:: DATASET ROWS
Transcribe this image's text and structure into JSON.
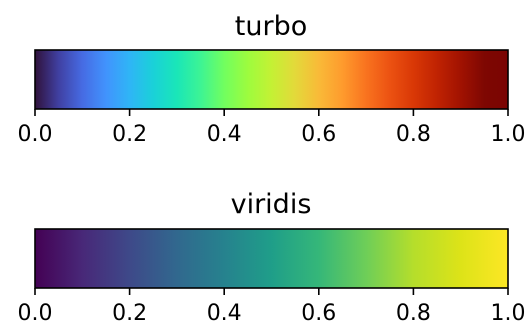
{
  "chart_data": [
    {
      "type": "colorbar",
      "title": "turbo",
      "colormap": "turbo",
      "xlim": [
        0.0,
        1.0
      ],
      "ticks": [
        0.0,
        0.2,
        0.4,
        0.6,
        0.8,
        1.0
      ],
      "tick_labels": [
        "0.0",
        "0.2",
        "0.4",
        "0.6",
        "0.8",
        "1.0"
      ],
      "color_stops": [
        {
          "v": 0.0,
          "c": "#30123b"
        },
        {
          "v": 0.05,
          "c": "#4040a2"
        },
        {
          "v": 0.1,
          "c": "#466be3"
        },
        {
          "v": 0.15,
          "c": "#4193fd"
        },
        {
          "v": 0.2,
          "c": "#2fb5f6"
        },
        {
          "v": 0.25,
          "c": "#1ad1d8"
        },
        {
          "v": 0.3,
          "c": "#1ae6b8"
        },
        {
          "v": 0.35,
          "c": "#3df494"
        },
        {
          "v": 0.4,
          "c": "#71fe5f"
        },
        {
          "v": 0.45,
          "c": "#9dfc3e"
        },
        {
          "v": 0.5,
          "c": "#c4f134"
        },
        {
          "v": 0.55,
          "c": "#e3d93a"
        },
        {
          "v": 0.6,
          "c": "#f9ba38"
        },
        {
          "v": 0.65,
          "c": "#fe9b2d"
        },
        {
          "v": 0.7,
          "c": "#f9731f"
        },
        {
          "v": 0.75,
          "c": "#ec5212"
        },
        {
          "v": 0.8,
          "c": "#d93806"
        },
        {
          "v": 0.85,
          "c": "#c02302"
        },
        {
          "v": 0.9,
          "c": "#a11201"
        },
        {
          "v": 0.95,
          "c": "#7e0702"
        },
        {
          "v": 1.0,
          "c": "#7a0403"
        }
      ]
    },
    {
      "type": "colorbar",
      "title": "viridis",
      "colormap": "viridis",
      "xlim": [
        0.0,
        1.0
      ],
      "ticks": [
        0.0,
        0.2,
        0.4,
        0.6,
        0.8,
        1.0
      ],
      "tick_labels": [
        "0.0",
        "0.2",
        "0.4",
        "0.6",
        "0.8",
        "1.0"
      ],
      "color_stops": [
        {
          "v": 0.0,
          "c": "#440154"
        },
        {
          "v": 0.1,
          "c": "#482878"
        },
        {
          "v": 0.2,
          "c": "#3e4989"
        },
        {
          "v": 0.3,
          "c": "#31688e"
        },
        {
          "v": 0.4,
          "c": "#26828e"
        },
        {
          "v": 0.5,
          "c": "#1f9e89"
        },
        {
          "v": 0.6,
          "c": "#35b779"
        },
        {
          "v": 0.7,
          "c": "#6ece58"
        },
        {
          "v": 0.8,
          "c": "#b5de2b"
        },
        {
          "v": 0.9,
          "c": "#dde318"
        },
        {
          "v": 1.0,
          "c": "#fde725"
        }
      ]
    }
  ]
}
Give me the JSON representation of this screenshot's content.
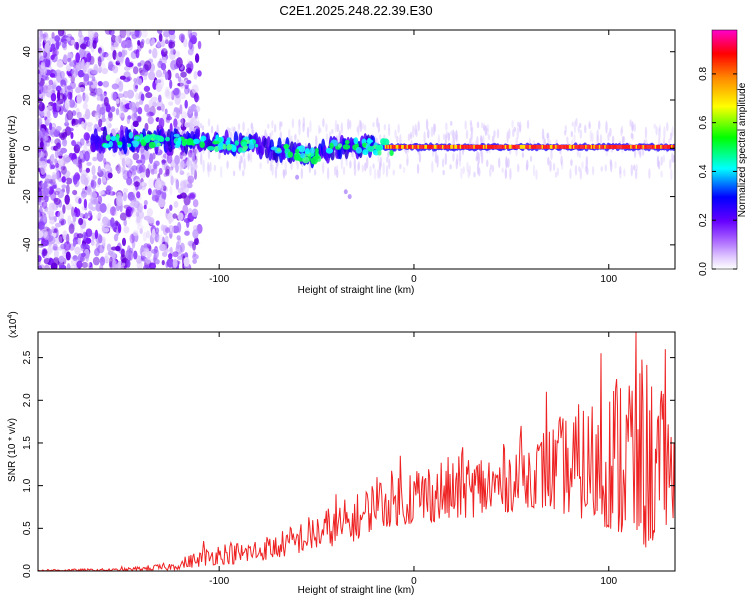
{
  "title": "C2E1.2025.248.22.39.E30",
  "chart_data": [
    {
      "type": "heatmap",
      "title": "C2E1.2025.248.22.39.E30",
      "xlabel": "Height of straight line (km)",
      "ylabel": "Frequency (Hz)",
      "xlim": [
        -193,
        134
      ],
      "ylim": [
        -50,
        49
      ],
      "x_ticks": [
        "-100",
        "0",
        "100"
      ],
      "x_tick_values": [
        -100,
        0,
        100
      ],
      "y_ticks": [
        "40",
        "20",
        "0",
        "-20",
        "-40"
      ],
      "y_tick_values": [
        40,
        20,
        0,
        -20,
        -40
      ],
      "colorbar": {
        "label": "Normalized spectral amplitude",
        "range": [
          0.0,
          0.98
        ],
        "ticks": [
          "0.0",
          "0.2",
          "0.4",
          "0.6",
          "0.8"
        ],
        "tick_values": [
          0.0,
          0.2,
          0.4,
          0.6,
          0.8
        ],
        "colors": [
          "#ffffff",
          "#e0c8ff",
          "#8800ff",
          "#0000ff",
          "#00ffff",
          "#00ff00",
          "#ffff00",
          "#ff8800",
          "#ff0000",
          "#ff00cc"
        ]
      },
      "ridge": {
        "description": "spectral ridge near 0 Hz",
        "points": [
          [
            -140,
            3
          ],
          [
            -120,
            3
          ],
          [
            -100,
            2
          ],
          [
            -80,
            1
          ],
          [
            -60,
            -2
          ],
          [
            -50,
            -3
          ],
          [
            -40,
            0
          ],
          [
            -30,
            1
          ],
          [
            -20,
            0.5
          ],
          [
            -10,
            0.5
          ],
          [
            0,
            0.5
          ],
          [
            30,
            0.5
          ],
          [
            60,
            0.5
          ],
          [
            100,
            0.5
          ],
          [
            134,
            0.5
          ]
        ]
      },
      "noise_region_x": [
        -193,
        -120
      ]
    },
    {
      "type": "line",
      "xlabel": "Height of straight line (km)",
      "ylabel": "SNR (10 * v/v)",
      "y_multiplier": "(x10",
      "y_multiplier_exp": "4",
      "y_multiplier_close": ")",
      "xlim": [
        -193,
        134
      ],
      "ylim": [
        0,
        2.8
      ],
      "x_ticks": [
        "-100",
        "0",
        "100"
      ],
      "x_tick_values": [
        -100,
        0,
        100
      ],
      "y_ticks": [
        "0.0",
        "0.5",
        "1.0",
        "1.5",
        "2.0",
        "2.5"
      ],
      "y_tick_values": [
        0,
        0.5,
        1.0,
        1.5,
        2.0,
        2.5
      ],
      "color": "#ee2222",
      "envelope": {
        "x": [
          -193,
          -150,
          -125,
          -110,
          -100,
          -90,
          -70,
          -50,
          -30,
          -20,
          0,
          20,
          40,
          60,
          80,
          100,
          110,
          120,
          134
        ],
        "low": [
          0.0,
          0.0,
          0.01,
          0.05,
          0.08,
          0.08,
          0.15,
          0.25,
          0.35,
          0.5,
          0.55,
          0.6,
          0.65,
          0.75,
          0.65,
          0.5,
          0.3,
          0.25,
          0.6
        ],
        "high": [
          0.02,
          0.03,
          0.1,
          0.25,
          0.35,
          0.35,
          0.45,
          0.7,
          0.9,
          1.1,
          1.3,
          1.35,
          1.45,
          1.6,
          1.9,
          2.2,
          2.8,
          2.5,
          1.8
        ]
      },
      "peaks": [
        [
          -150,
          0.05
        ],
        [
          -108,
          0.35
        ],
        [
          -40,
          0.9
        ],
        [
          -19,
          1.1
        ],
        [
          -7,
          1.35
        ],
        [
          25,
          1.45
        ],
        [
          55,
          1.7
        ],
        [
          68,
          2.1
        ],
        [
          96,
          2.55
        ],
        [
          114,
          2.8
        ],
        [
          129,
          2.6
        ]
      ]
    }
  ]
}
::::
• STATED TASK:
Leave the images out and output the remaining material exactly as it stands.

• CORRECT RESPONSE:
Transcribe this image's text and structure into JSON.
{
  "chart_data": [
    {
      "type": "colorbar",
      "title": "turbo",
      "colormap": "turbo",
      "xlim": [
        0.0,
        1.0
      ],
      "ticks": [
        0.0,
        0.2,
        0.4,
        0.6,
        0.8,
        1.0
      ],
      "tick_labels": [
        "0.0",
        "0.2",
        "0.4",
        "0.6",
        "0.8",
        "1.0"
      ],
      "color_stops": [
        {
          "v": 0.0,
          "c": "#30123b"
        },
        {
          "v": 0.05,
          "c": "#4040a2"
        },
        {
          "v": 0.1,
          "c": "#466be3"
        },
        {
          "v": 0.15,
          "c": "#4193fd"
        },
        {
          "v": 0.2,
          "c": "#2fb5f6"
        },
        {
          "v": 0.25,
          "c": "#1ad1d8"
        },
        {
          "v": 0.3,
          "c": "#1ae6b8"
        },
        {
          "v": 0.35,
          "c": "#3df494"
        },
        {
          "v": 0.4,
          "c": "#71fe5f"
        },
        {
          "v": 0.45,
          "c": "#9dfc3e"
        },
        {
          "v": 0.5,
          "c": "#c4f134"
        },
        {
          "v": 0.55,
          "c": "#e3d93a"
        },
        {
          "v": 0.6,
          "c": "#f9ba38"
        },
        {
          "v": 0.65,
          "c": "#fe9b2d"
        },
        {
          "v": 0.7,
          "c": "#f9731f"
        },
        {
          "v": 0.75,
          "c": "#ec5212"
        },
        {
          "v": 0.8,
          "c": "#d93806"
        },
        {
          "v": 0.85,
          "c": "#c02302"
        },
        {
          "v": 0.9,
          "c": "#a11201"
        },
        {
          "v": 0.95,
          "c": "#7e0702"
        },
        {
          "v": 1.0,
          "c": "#7a0403"
        }
      ]
    },
    {
      "type": "colorbar",
      "title": "viridis",
      "colormap": "viridis",
      "xlim": [
        0.0,
        1.0
      ],
      "ticks": [
        0.0,
        0.2,
        0.4,
        0.6,
        0.8,
        1.0
      ],
      "tick_labels": [
        "0.0",
        "0.2",
        "0.4",
        "0.6",
        "0.8",
        "1.0"
      ],
      "color_stops": [
        {
          "v": 0.0,
          "c": "#440154"
        },
        {
          "v": 0.1,
          "c": "#482878"
        },
        {
          "v": 0.2,
          "c": "#3e4989"
        },
        {
          "v": 0.3,
          "c": "#31688e"
        },
        {
          "v": 0.4,
          "c": "#26828e"
        },
        {
          "v": 0.5,
          "c": "#1f9e89"
        },
        {
          "v": 0.6,
          "c": "#35b779"
        },
        {
          "v": 0.7,
          "c": "#6ece58"
        },
        {
          "v": 0.8,
          "c": "#b5de2b"
        },
        {
          "v": 0.9,
          "c": "#dde318"
        },
        {
          "v": 1.0,
          "c": "#fde725"
        }
      ]
    }
  ]
}
Give me the JSON representation of this screenshot's content.
{
  "title": "C2E1.2025.248.22.39.E30",
  "chart_data": [
    {
      "type": "heatmap",
      "title": "C2E1.2025.248.22.39.E30",
      "xlabel": "Height of straight line (km)",
      "ylabel": "Frequency (Hz)",
      "xlim": [
        -193,
        134
      ],
      "ylim": [
        -50,
        49
      ],
      "x_ticks": [
        "-100",
        "0",
        "100"
      ],
      "x_tick_values": [
        -100,
        0,
        100
      ],
      "y_ticks": [
        "40",
        "20",
        "0",
        "-20",
        "-40"
      ],
      "y_tick_values": [
        40,
        20,
        0,
        -20,
        -40
      ],
      "colorbar": {
        "label": "Normalized spectral amplitude",
        "range": [
          0.0,
          0.98
        ],
        "ticks": [
          "0.0",
          "0.2",
          "0.4",
          "0.6",
          "0.8"
        ],
        "tick_values": [
          0.0,
          0.2,
          0.4,
          0.6,
          0.8
        ],
        "colors": [
          "#ffffff",
          "#e0c8ff",
          "#8800ff",
          "#0000ff",
          "#00ffff",
          "#00ff00",
          "#ffff00",
          "#ff8800",
          "#ff0000",
          "#ff00cc"
        ]
      },
      "ridge": {
        "description": "spectral ridge near 0 Hz",
        "points": [
          [
            -140,
            3
          ],
          [
            -120,
            3
          ],
          [
            -100,
            2
          ],
          [
            -80,
            1
          ],
          [
            -60,
            -2
          ],
          [
            -50,
            -3
          ],
          [
            -40,
            0
          ],
          [
            -30,
            1
          ],
          [
            -20,
            0.5
          ],
          [
            -10,
            0.5
          ],
          [
            0,
            0.5
          ],
          [
            30,
            0.5
          ],
          [
            60,
            0.5
          ],
          [
            100,
            0.5
          ],
          [
            134,
            0.5
          ]
        ]
      },
      "noise_region_x": [
        -193,
        -120
      ]
    },
    {
      "type": "line",
      "xlabel": "Height of straight line (km)",
      "ylabel": "SNR (10 * v/v)",
      "y_multiplier": "(x10",
      "y_multiplier_exp": "4",
      "y_multiplier_close": ")",
      "xlim": [
        -193,
        134
      ],
      "ylim": [
        0,
        2.8
      ],
      "x_ticks": [
        "-100",
        "0",
        "100"
      ],
      "x_tick_values": [
        -100,
        0,
        100
      ],
      "y_ticks": [
        "0.0",
        "0.5",
        "1.0",
        "1.5",
        "2.0",
        "2.5"
      ],
      "y_tick_values": [
        0,
        0.5,
        1.0,
        1.5,
        2.0,
        2.5
      ],
      "color": "#ee2222",
      "envelope": {
        "x": [
          -193,
          -150,
          -125,
          -110,
          -100,
          -90,
          -70,
          -50,
          -30,
          -20,
          0,
          20,
          40,
          60,
          80,
          100,
          110,
          120,
          134
        ],
        "low": [
          0.0,
          0.0,
          0.01,
          0.05,
          0.08,
          0.08,
          0.15,
          0.25,
          0.35,
          0.5,
          0.55,
          0.6,
          0.65,
          0.75,
          0.65,
          0.5,
          0.3,
          0.25,
          0.6
        ],
        "high": [
          0.02,
          0.03,
          0.1,
          0.25,
          0.35,
          0.35,
          0.45,
          0.7,
          0.9,
          1.1,
          1.3,
          1.35,
          1.45,
          1.6,
          1.9,
          2.2,
          2.8,
          2.5,
          1.8
        ]
      },
      "peaks": [
        [
          -150,
          0.05
        ],
        [
          -108,
          0.35
        ],
        [
          -40,
          0.9
        ],
        [
          -19,
          1.1
        ],
        [
          -7,
          1.35
        ],
        [
          25,
          1.45
        ],
        [
          55,
          1.7
        ],
        [
          68,
          2.1
        ],
        [
          96,
          2.55
        ],
        [
          114,
          2.8
        ],
        [
          129,
          2.6
        ]
      ]
    }
  ]
}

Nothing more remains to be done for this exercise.